## DIRECTION
Every entry below should be transcribed exactly; pictures stay out of the copy.

Stored entries
——

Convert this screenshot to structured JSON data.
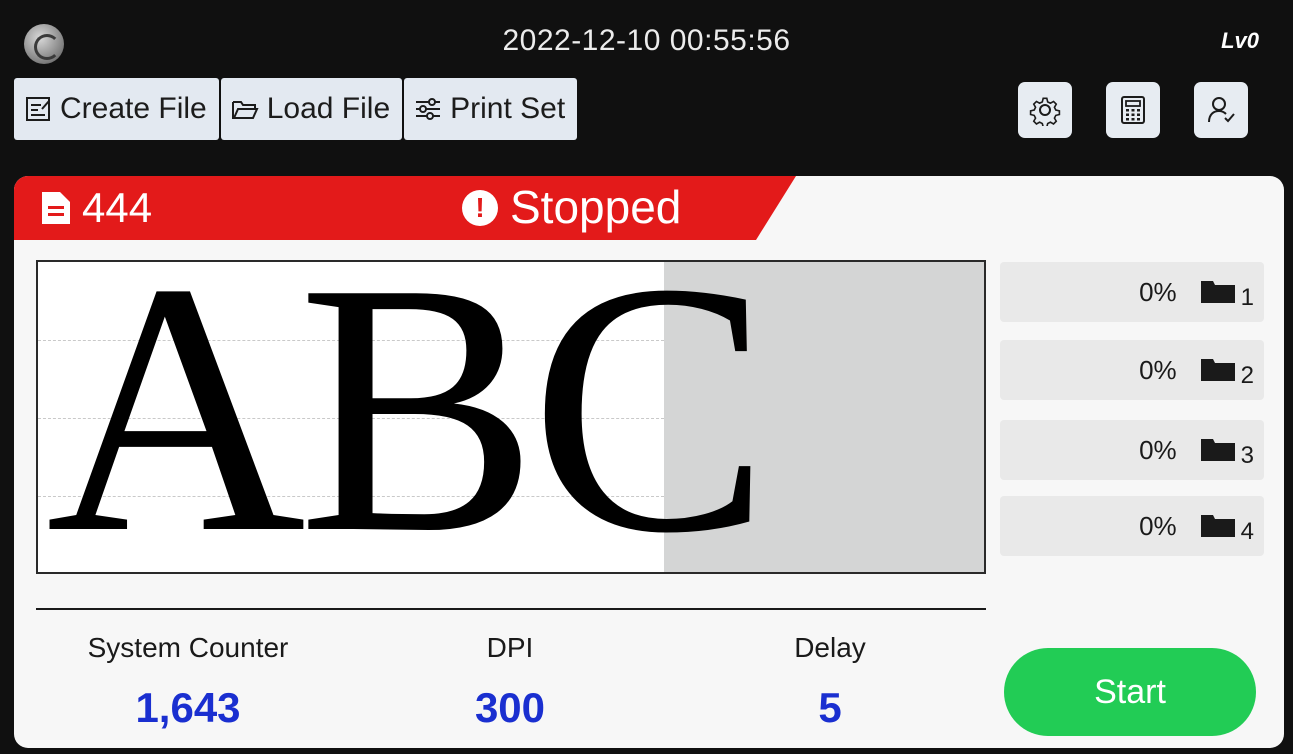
{
  "header": {
    "datetime": "2022-12-10 00:55:56",
    "level": "Lv0"
  },
  "toolbar": {
    "create_file": "Create File",
    "load_file": "Load File",
    "print_set": "Print Set"
  },
  "status": {
    "file_name": "444",
    "state": "Stopped"
  },
  "preview": {
    "text": "ABC"
  },
  "ink": [
    {
      "percent": "0%",
      "number": "1"
    },
    {
      "percent": "0%",
      "number": "2"
    },
    {
      "percent": "0%",
      "number": "3"
    },
    {
      "percent": "0%",
      "number": "4"
    }
  ],
  "stats": {
    "counter_label": "System Counter",
    "counter_value": "1,643",
    "dpi_label": "DPI",
    "dpi_value": "300",
    "delay_label": "Delay",
    "delay_value": "5"
  },
  "start_label": "Start",
  "icons": {
    "logo": "gauge-logo-icon",
    "create": "edit-file-icon",
    "load": "folder-open-icon",
    "print_set": "sliders-icon",
    "settings": "gear-icon",
    "calculator": "calculator-icon",
    "user": "user-icon",
    "file": "document-icon",
    "alert": "exclamation-icon",
    "cartridge": "ink-cartridge-icon"
  },
  "colors": {
    "status_red": "#e31a1a",
    "start_green": "#22cc55",
    "value_blue": "#1a2fd0"
  }
}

——

## WORKED SOLUTION
Convert this screenshot to structured JSON data.
{
  "header": {
    "datetime": "2022-12-10 00:55:56",
    "level": "Lv0"
  },
  "toolbar": {
    "create_file": "Create File",
    "load_file": "Load File",
    "print_set": "Print Set"
  },
  "status": {
    "file_name": "444",
    "state": "Stopped"
  },
  "preview": {
    "text": "ABC"
  },
  "ink": [
    {
      "percent": "0%",
      "number": "1"
    },
    {
      "percent": "0%",
      "number": "2"
    },
    {
      "percent": "0%",
      "number": "3"
    },
    {
      "percent": "0%",
      "number": "4"
    }
  ],
  "stats": {
    "counter_label": "System Counter",
    "counter_value": "1,643",
    "dpi_label": "DPI",
    "dpi_value": "300",
    "delay_label": "Delay",
    "delay_value": "5"
  },
  "start_label": "Start",
  "icons": {
    "logo": "gauge-logo-icon",
    "create": "edit-file-icon",
    "load": "folder-open-icon",
    "print_set": "sliders-icon",
    "settings": "gear-icon",
    "calculator": "calculator-icon",
    "user": "user-icon",
    "file": "document-icon",
    "alert": "exclamation-icon",
    "cartridge": "ink-cartridge-icon"
  },
  "colors": {
    "status_red": "#e31a1a",
    "start_green": "#22cc55",
    "value_blue": "#1a2fd0"
  }
}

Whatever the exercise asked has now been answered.